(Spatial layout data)

╭──

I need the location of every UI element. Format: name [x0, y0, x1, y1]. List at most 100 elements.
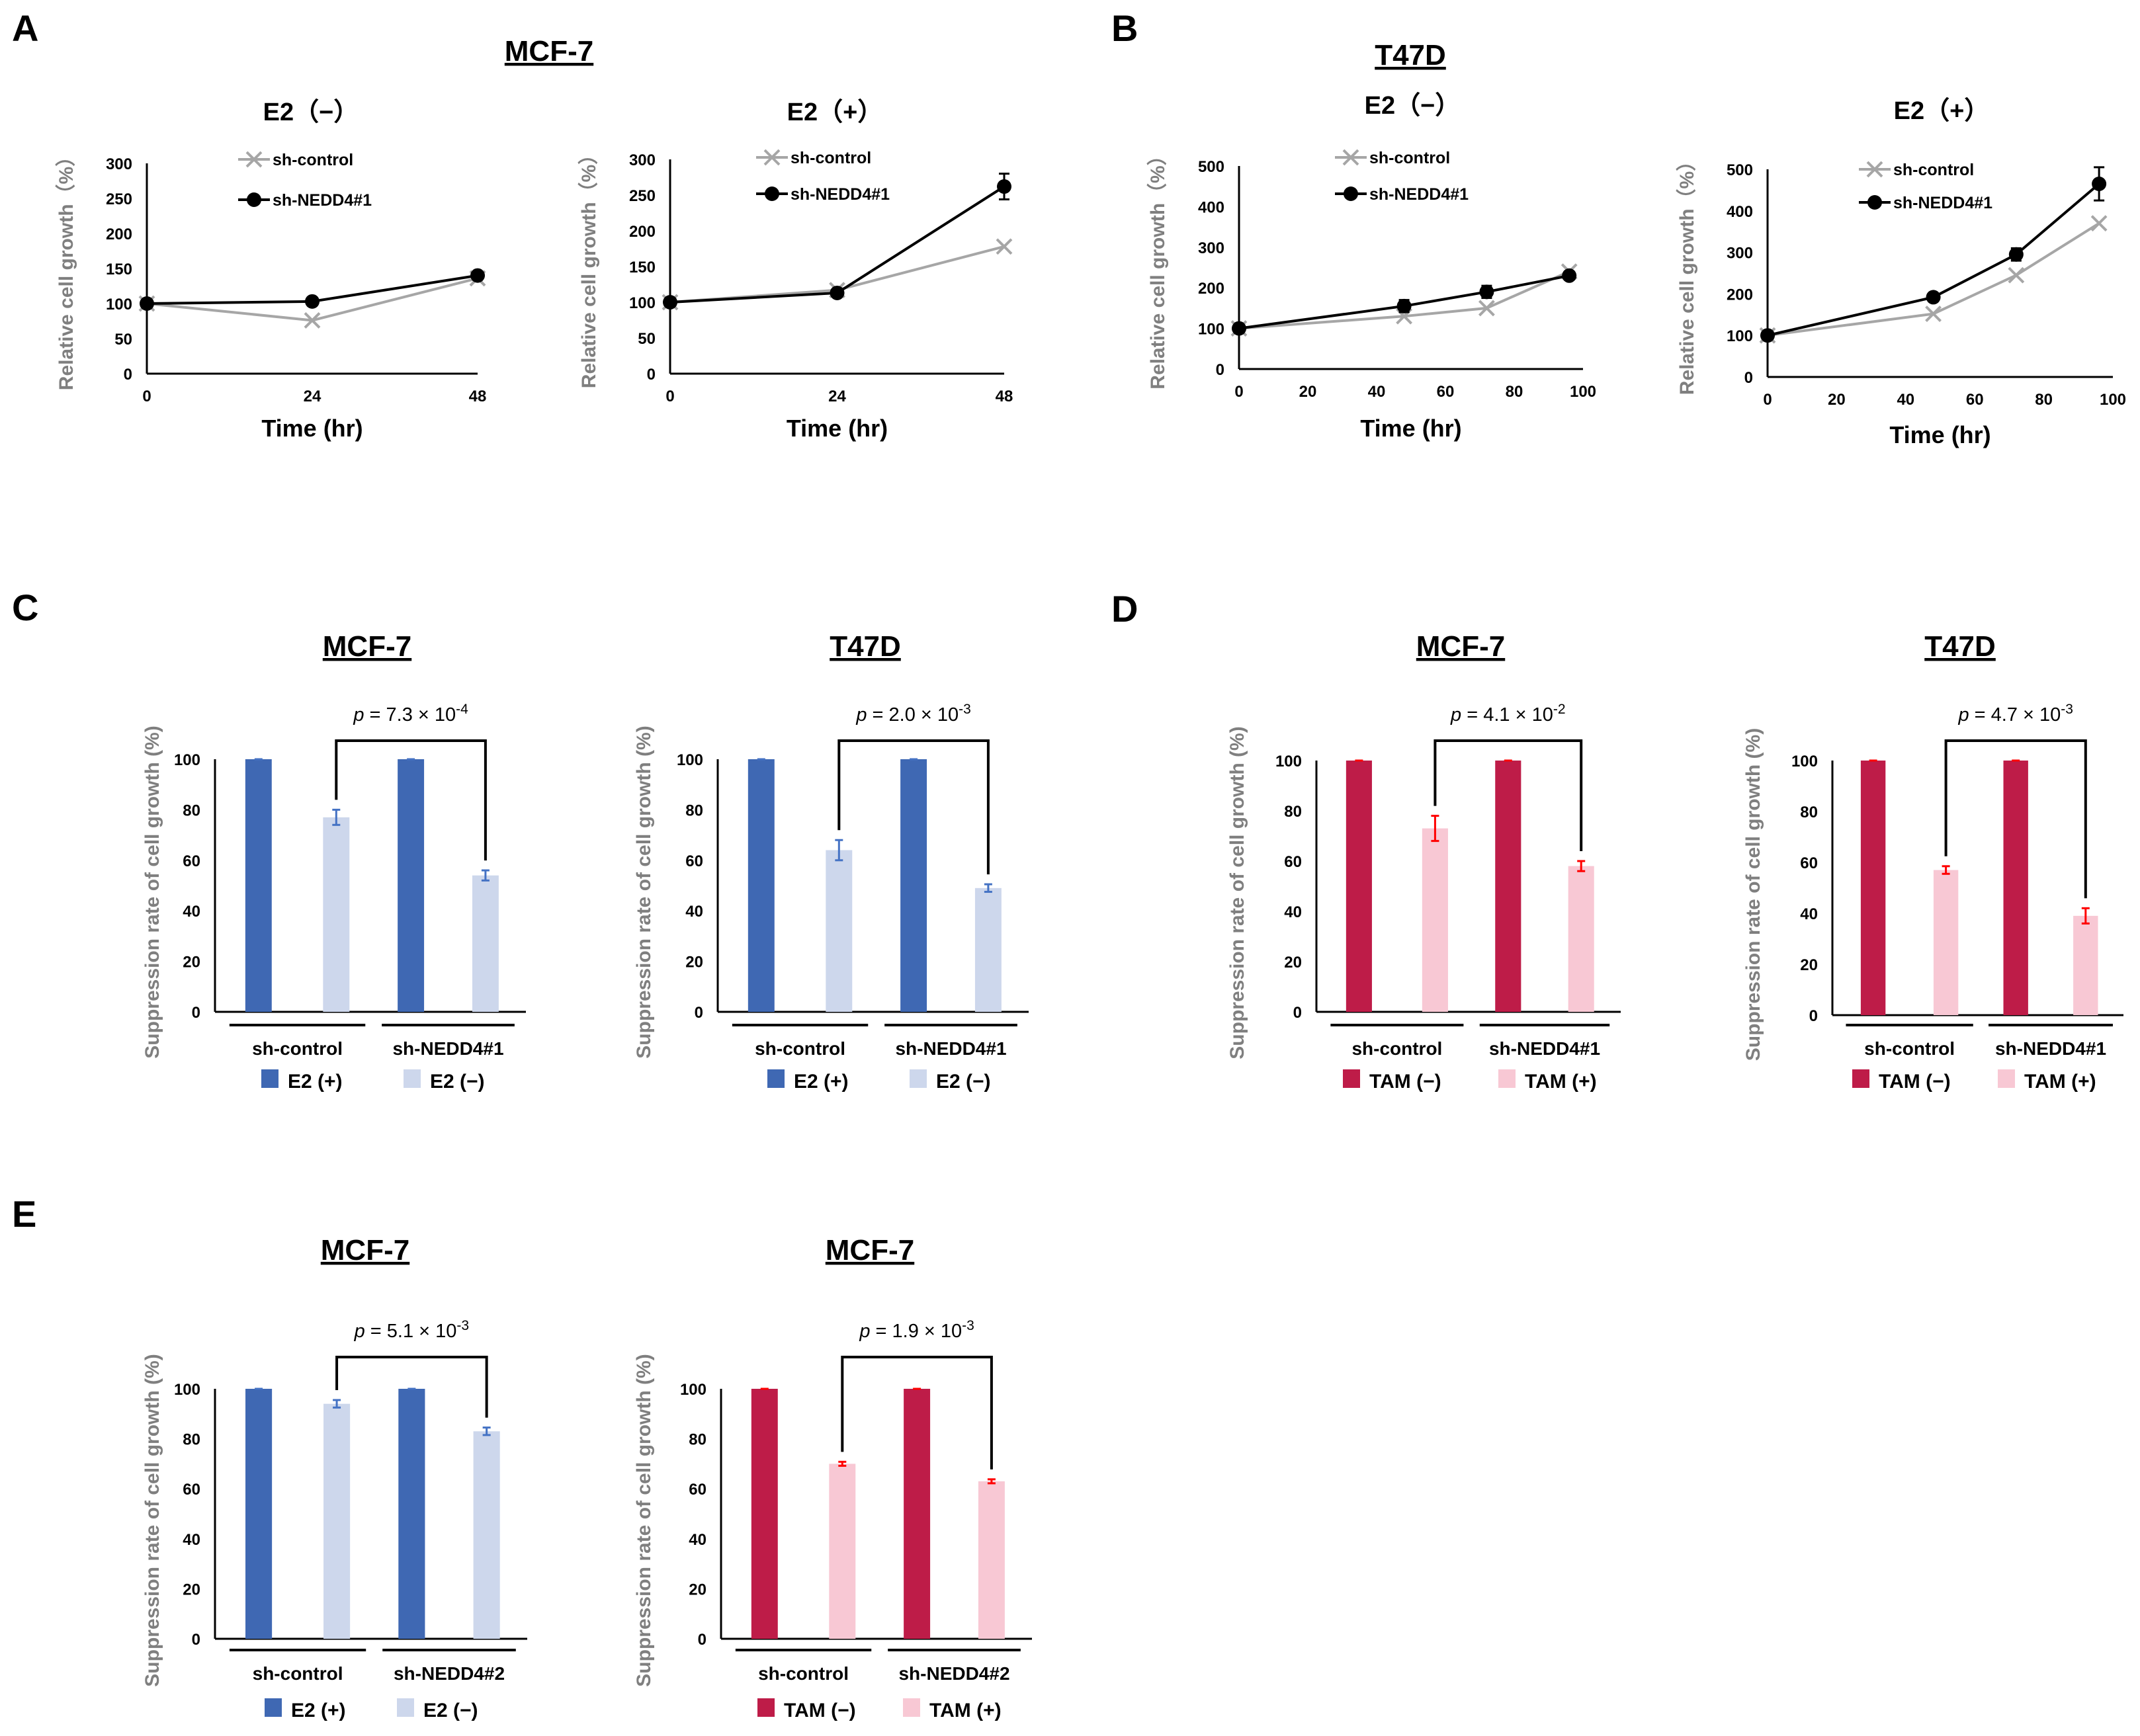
y-tick-label: 40: [689, 1531, 706, 1549]
y-axis-title: Suppression rate of cell growth (%): [142, 725, 163, 1058]
x-tick-label: 80: [2035, 391, 2053, 409]
series-line-sh-NEDD4#1: [1238, 274, 1570, 330]
y-tick-label: 40: [685, 903, 703, 921]
group-label: sh-NEDD4#2: [394, 1663, 505, 1684]
y-tick-label: 0: [695, 1004, 703, 1022]
y-tick-label: 60: [183, 1481, 200, 1499]
data-point: [2092, 176, 2107, 191]
y-tick-label: 100: [1275, 753, 1302, 770]
bar-E2 (−)-sh-control: [323, 1403, 351, 1639]
legend-swatch: [1498, 1069, 1516, 1088]
y-tick-label: 300: [106, 155, 132, 173]
bar-TAM (+)-sh-control: [1422, 828, 1448, 1012]
chart-title: E2（+）: [787, 99, 883, 126]
y-tick-label: 150: [629, 259, 656, 276]
y-tick-label: 400: [1198, 198, 1224, 216]
legend-label: TAM (+): [2024, 1071, 2096, 1093]
y-tick-label: 0: [1216, 361, 1224, 379]
y-tick-label: 150: [106, 261, 132, 278]
y-tick-label: 20: [183, 1581, 200, 1598]
legend-label: sh-NEDD4#1: [273, 191, 372, 210]
chart-title: E2（−）: [1365, 92, 1461, 120]
series-line-sh-NEDD4#1: [669, 185, 1006, 304]
data-point: [1760, 328, 1775, 343]
y-tick-label: 80: [183, 802, 200, 819]
x-tick-label: 40: [1368, 383, 1386, 401]
data-point: [1478, 300, 1495, 317]
legend-label: TAM (−): [1369, 1071, 1441, 1093]
bar-TAM (−)-sh-control: [1860, 761, 1886, 1015]
y-axis-title: Suppression rate of cell growth (%): [633, 725, 655, 1058]
legend-marker: [1866, 161, 1883, 178]
y-axis-title: Suppression rate of cell growth (%): [1742, 728, 1764, 1061]
y-tick-label: 100: [174, 1381, 200, 1399]
data-point: [2090, 215, 2108, 232]
legend-swatch: [757, 1698, 775, 1717]
cell-line-title: MCF-7: [1416, 630, 1505, 663]
y-tick-label: 100: [1727, 327, 1753, 345]
legend-label: TAM (−): [1879, 1071, 1951, 1093]
bar-chart-3: D MCF-7 0 20 40 60 80 100 Suppression rate of ce…: [1111, 588, 1621, 1093]
cell-line-title: MCF-7: [505, 35, 593, 67]
legend-marker: [1867, 195, 1882, 210]
y-tick-label: 60: [685, 852, 703, 870]
x-tick-label: 48: [996, 388, 1013, 405]
data-point: [304, 312, 321, 329]
y-tick-label: 20: [685, 954, 703, 971]
y-tick-label: 250: [629, 187, 656, 205]
y-tick-label: 100: [1791, 753, 1818, 770]
legend-marker: [245, 151, 263, 168]
legend-swatch: [910, 1069, 927, 1088]
x-tick-label: 20: [1828, 391, 1846, 409]
legend-marker: [1344, 186, 1358, 201]
p-value-label: p = 7.3 × 10-4: [353, 702, 468, 726]
x-tick-label: 60: [1437, 383, 1455, 401]
legend-label: E2 (−): [423, 1700, 478, 1721]
legend-swatch: [397, 1698, 414, 1717]
legend-label: E2 (+): [288, 1071, 343, 1093]
legend-swatch: [1998, 1069, 2015, 1088]
x-tick-label: 24: [304, 388, 321, 405]
x-axis-title: Time (hr): [261, 415, 363, 442]
y-tick-label: 60: [1284, 853, 1302, 871]
group-label: sh-NEDD4#1: [1995, 1038, 2106, 1059]
data-point: [996, 238, 1013, 255]
data-point: [140, 296, 154, 311]
y-axis-title: Suppression rate of cell growth (%): [1226, 726, 1248, 1059]
data-point: [1232, 321, 1246, 336]
chart-title: E2（−）: [263, 99, 359, 126]
data-point: [997, 179, 1011, 194]
bar-E2 (+)-sh-NEDD4#1: [398, 759, 425, 1012]
data-point: [2008, 247, 2024, 262]
series-line-sh-control: [1767, 222, 2100, 337]
y-tick-label: 0: [1293, 1004, 1302, 1022]
cell-line-title: T47D: [830, 630, 901, 663]
bar-E2 (+)-sh-control: [245, 1389, 273, 1639]
cell-line-title: T47D: [1924, 630, 1996, 663]
bar-TAM (+)-sh-control: [1933, 870, 1959, 1015]
y-tick-label: 200: [106, 226, 132, 243]
bar-E2 (−)-sh-NEDD4#2: [473, 1431, 500, 1639]
legend-label: TAM (+): [929, 1700, 1002, 1721]
y-tick-label: 100: [1198, 321, 1224, 339]
bar-chart-2: T47D 0 20 40 60 80 100 Suppression rate of cell…: [633, 630, 1029, 1093]
y-tick-label: 40: [1284, 903, 1302, 921]
legend-swatch: [404, 1069, 421, 1088]
group-label: sh-NEDD4#1: [895, 1038, 1006, 1059]
line-chart-3: B T47D E2（−） 0 100 200 300 400 500 0 20 40 60 80 100 Ti…: [1111, 7, 1596, 442]
legend-marker: [247, 192, 261, 207]
y-tick-label: 400: [1727, 203, 1753, 221]
group-label: sh-control: [758, 1663, 849, 1684]
line-chart-2: E2（+） 0 50 100 150 200 250 300 0 24 48 Time (hr) Rel…: [578, 99, 1013, 442]
y-tick-label: 200: [1727, 286, 1753, 304]
series-line-sh-control: [1238, 270, 1570, 330]
bar-E2 (−)-sh-NEDD4#1: [974, 888, 1002, 1012]
legend-label: sh-NEDD4#1: [1369, 185, 1469, 204]
x-axis-title: Time (hr): [787, 415, 888, 442]
y-tick-label: 0: [1744, 369, 1753, 387]
legend-label: E2 (+): [794, 1071, 849, 1093]
p-value-label: p = 4.7 × 10-3: [1957, 702, 2073, 726]
y-tick-label: 200: [629, 223, 656, 241]
group-label: sh-NEDD4#1: [1489, 1038, 1600, 1059]
x-tick-label: 100: [2100, 391, 2126, 409]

╰──

Copy out every line of the data above word for word, omitting the pictures.

I need the location of every UI element. Format: name [x0, y0, x1, y1]. List at most 100 elements.
y-tick-label: 40: [689, 1531, 706, 1549]
y-axis-title: Suppression rate of cell growth (%): [142, 725, 163, 1058]
x-tick-label: 80: [2035, 391, 2053, 409]
series-line-sh-NEDD4#1: [1238, 274, 1570, 330]
y-tick-label: 40: [685, 903, 703, 921]
group-label: sh-NEDD4#2: [394, 1663, 505, 1684]
y-tick-label: 0: [695, 1004, 703, 1022]
y-tick-label: 60: [183, 1481, 200, 1499]
data-point: [2092, 176, 2107, 191]
y-tick-label: 100: [1275, 753, 1302, 770]
bar-E2 (−)-sh-control: [323, 1403, 351, 1639]
legend-swatch: [1498, 1069, 1516, 1088]
y-tick-label: 300: [106, 155, 132, 173]
bar-TAM (+)-sh-control: [1422, 828, 1448, 1012]
chart-title: E2（+）: [787, 99, 883, 126]
y-tick-label: 150: [629, 259, 656, 276]
y-tick-label: 400: [1198, 198, 1224, 216]
legend-label: TAM (+): [2024, 1071, 2096, 1093]
y-tick-label: 0: [1216, 361, 1224, 379]
y-tick-label: 150: [106, 261, 132, 278]
y-tick-label: 20: [183, 1581, 200, 1598]
legend-label: sh-NEDD4#1: [273, 191, 372, 210]
chart-title: E2（−）: [1365, 92, 1461, 120]
series-line-sh-NEDD4#1: [669, 185, 1006, 304]
data-point: [1760, 328, 1775, 343]
y-tick-label: 80: [183, 802, 200, 819]
x-tick-label: 40: [1368, 383, 1386, 401]
data-point: [1478, 300, 1495, 317]
legend-label: TAM (−): [1369, 1071, 1441, 1093]
bar-TAM (−)-sh-control: [1860, 761, 1886, 1015]
y-axis-title: Suppression rate of cell growth (%): [633, 725, 655, 1058]
legend-marker: [1866, 161, 1883, 178]
y-axis-title: Suppression rate of cell growth (%): [1742, 728, 1764, 1061]
y-tick-label: 100: [174, 1381, 200, 1399]
data-point: [2090, 215, 2108, 232]
legend-swatch: [757, 1698, 775, 1717]
cell-line-title: MCF-7: [1416, 630, 1505, 663]
y-tick-label: 100: [1727, 327, 1753, 345]
legend-label: TAM (−): [1879, 1071, 1951, 1093]
bar-chart-3: D MCF-7 0 20 40 60 80 100 Suppression rate of ce…: [1111, 588, 1621, 1093]
cell-line-title: MCF-7: [505, 35, 593, 67]
legend-marker: [1867, 195, 1882, 210]
y-tick-label: 60: [685, 852, 703, 870]
x-tick-label: 48: [996, 388, 1013, 405]
data-point: [304, 312, 321, 329]
y-tick-label: 20: [685, 954, 703, 971]
y-tick-label: 250: [629, 187, 656, 205]
y-tick-label: 100: [1791, 753, 1818, 770]
legend-marker: [245, 151, 263, 168]
legend-swatch: [910, 1069, 927, 1088]
x-tick-label: 20: [1828, 391, 1846, 409]
legend-marker: [1344, 186, 1358, 201]
p-value-label: p = 7.3 × 10-4: [353, 702, 468, 726]
x-tick-label: 60: [1437, 383, 1455, 401]
legend-label: E2 (−): [423, 1700, 478, 1721]
legend-swatch: [397, 1698, 414, 1717]
legend-label: E2 (+): [288, 1071, 343, 1093]
legend-swatch: [1998, 1069, 2015, 1088]
x-tick-label: 24: [304, 388, 321, 405]
x-axis-title: Time (hr): [261, 415, 363, 442]
y-tick-label: 60: [1284, 853, 1302, 871]
group-label: sh-NEDD4#1: [1995, 1038, 2106, 1059]
data-point: [996, 238, 1013, 255]
data-point: [140, 296, 154, 311]
y-axis-title: Suppression rate of cell growth (%): [1226, 726, 1248, 1059]
data-point: [1232, 321, 1246, 336]
chart-title: E2（−）: [263, 99, 359, 126]
data-point: [997, 179, 1011, 194]
bar-E2 (+)-sh-NEDD4#1: [398, 759, 425, 1012]
data-point: [2008, 247, 2024, 262]
series-line-sh-control: [1767, 222, 2100, 337]
y-tick-label: 0: [1293, 1004, 1302, 1022]
cell-line-title: T47D: [830, 630, 901, 663]
bar-E2 (+)-sh-control: [245, 1389, 273, 1639]
cell-line-title: T47D: [1924, 630, 1996, 663]
bar-TAM (+)-sh-control: [1933, 870, 1959, 1015]
y-tick-label: 200: [106, 226, 132, 243]
bar-E2 (−)-sh-NEDD4#2: [473, 1431, 500, 1639]
legend-label: TAM (+): [929, 1700, 1002, 1721]
y-tick-label: 100: [1198, 321, 1224, 339]
bar-chart-2: T47D 0 20 40 60 80 100 Suppression rate of cell…: [633, 630, 1029, 1093]
y-tick-label: 40: [1284, 903, 1302, 921]
legend-swatch: [404, 1069, 421, 1088]
group-label: sh-NEDD4#1: [895, 1038, 1006, 1059]
line-chart-3: B T47D E2（−） 0 100 200 300 400 500 0 20 40 60 80 100 Ti…: [1111, 7, 1596, 442]
legend-marker: [247, 192, 261, 207]
y-tick-label: 400: [1727, 203, 1753, 221]
group-label: sh-control: [758, 1663, 849, 1684]
line-chart-2: E2（+） 0 50 100 150 200 250 300 0 24 48 Time (hr) Rel…: [578, 99, 1013, 442]
y-tick-label: 200: [1727, 286, 1753, 304]
series-line-sh-control: [1238, 270, 1570, 330]
bar-E2 (−)-sh-NEDD4#1: [974, 888, 1002, 1012]
legend-label: sh-NEDD4#1: [1369, 185, 1469, 204]
x-axis-title: Time (hr): [787, 415, 888, 442]
y-tick-label: 0: [1744, 369, 1753, 387]
legend-label: E2 (+): [794, 1071, 849, 1093]
p-value-label: p = 4.7 × 10-3: [1957, 702, 2073, 726]
y-tick-label: 200: [629, 223, 656, 241]
group-label: sh-NEDD4#1: [1489, 1038, 1600, 1059]
x-tick-label: 100: [2100, 391, 2126, 409]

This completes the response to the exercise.